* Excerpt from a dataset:
• • • •

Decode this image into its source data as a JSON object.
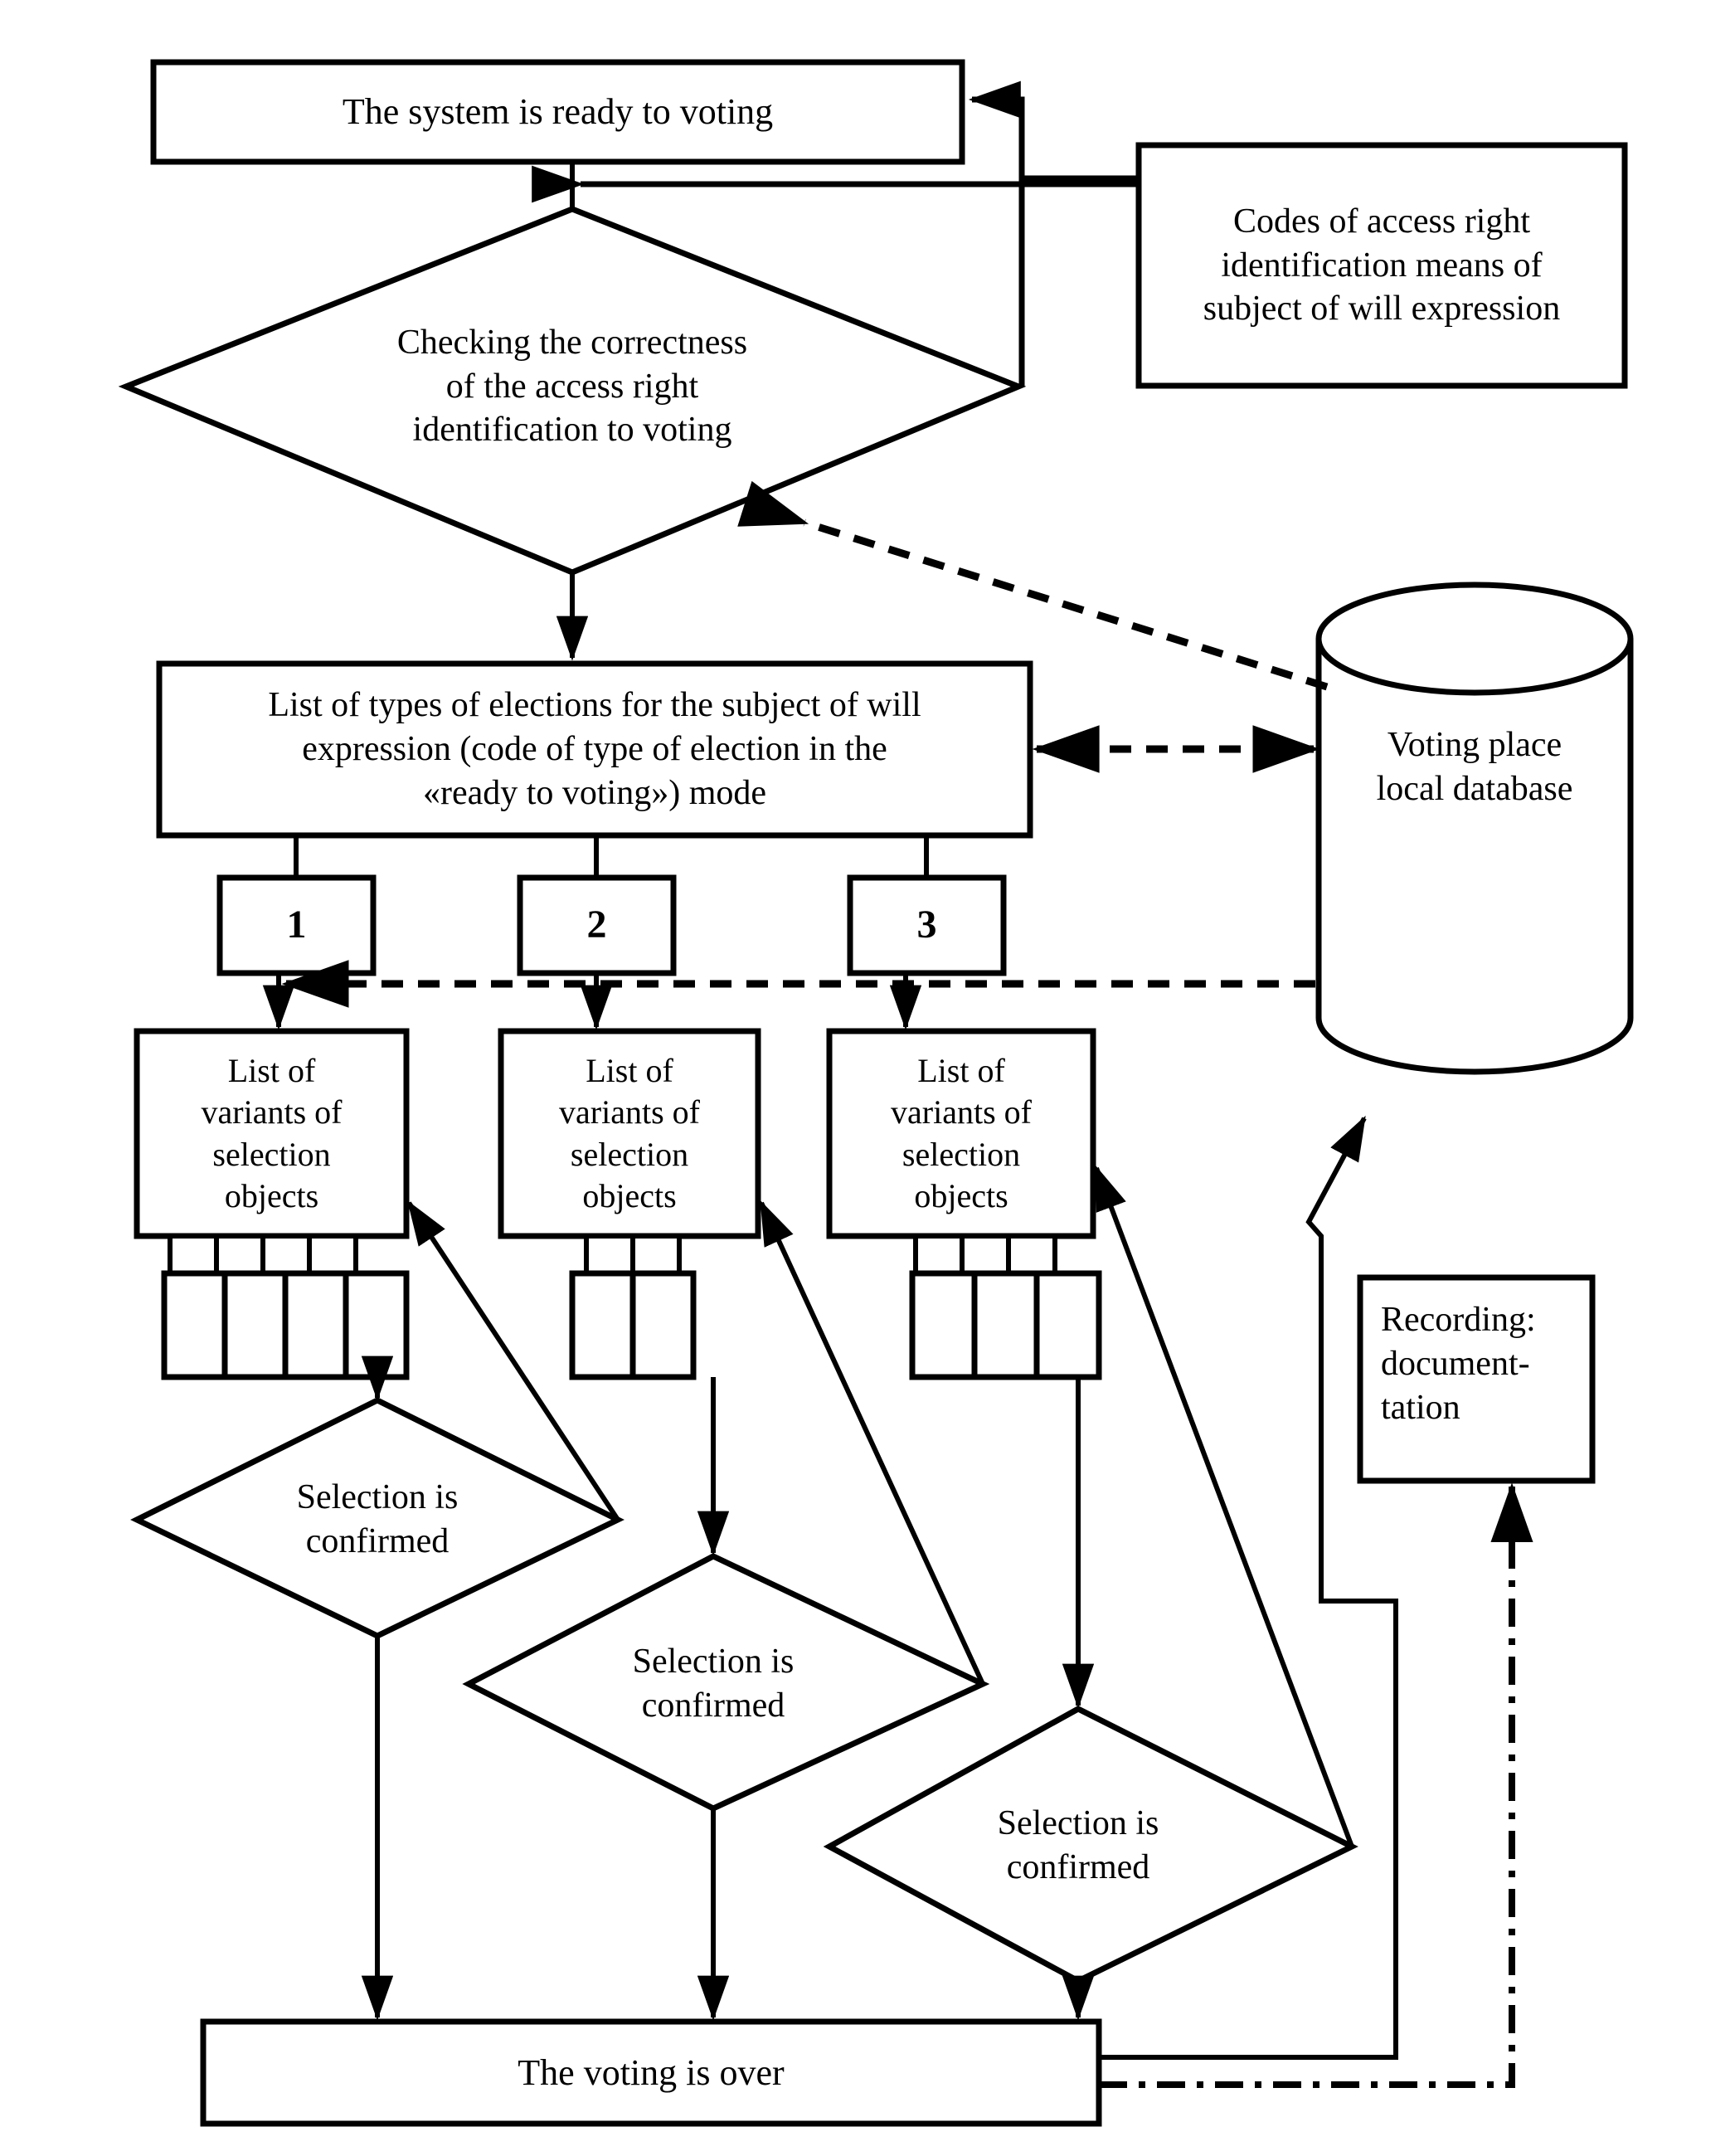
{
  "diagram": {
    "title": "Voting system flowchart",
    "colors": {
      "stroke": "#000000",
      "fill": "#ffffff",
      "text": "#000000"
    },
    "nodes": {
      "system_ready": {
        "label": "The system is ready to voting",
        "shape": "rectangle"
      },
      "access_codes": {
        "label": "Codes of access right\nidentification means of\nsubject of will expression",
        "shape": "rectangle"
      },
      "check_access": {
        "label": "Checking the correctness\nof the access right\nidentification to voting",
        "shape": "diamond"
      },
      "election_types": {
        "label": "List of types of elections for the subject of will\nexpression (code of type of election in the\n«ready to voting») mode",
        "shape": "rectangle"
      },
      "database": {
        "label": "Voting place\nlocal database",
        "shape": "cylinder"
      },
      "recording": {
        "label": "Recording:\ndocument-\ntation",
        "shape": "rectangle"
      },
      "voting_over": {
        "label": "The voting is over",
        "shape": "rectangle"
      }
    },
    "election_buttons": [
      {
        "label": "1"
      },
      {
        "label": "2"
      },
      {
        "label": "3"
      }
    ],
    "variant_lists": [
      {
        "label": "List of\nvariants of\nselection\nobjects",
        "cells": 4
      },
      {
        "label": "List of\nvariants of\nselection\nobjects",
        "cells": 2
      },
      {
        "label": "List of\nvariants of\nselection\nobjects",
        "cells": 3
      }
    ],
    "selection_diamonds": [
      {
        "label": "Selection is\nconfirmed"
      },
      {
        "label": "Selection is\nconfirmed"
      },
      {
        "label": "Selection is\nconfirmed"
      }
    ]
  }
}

• • • •

* What this task involves: Return the material word for word. Pictures are not part of the copy.

* Written response:
Decode this image into its source data as a JSON object.
{
  "diagram": {
    "title": "Voting system flowchart",
    "colors": {
      "stroke": "#000000",
      "fill": "#ffffff",
      "text": "#000000"
    },
    "nodes": {
      "system_ready": {
        "label": "The system is ready to voting",
        "shape": "rectangle"
      },
      "access_codes": {
        "label": "Codes of access right\nidentification means of\nsubject of will expression",
        "shape": "rectangle"
      },
      "check_access": {
        "label": "Checking the correctness\nof the access right\nidentification to voting",
        "shape": "diamond"
      },
      "election_types": {
        "label": "List of types of elections for the subject of will\nexpression (code of type of election in the\n«ready to voting») mode",
        "shape": "rectangle"
      },
      "database": {
        "label": "Voting place\nlocal database",
        "shape": "cylinder"
      },
      "recording": {
        "label": "Recording:\ndocument-\ntation",
        "shape": "rectangle"
      },
      "voting_over": {
        "label": "The voting is over",
        "shape": "rectangle"
      }
    },
    "election_buttons": [
      {
        "label": "1"
      },
      {
        "label": "2"
      },
      {
        "label": "3"
      }
    ],
    "variant_lists": [
      {
        "label": "List of\nvariants of\nselection\nobjects",
        "cells": 4
      },
      {
        "label": "List of\nvariants of\nselection\nobjects",
        "cells": 2
      },
      {
        "label": "List of\nvariants of\nselection\nobjects",
        "cells": 3
      }
    ],
    "selection_diamonds": [
      {
        "label": "Selection is\nconfirmed"
      },
      {
        "label": "Selection is\nconfirmed"
      },
      {
        "label": "Selection is\nconfirmed"
      }
    ]
  }
}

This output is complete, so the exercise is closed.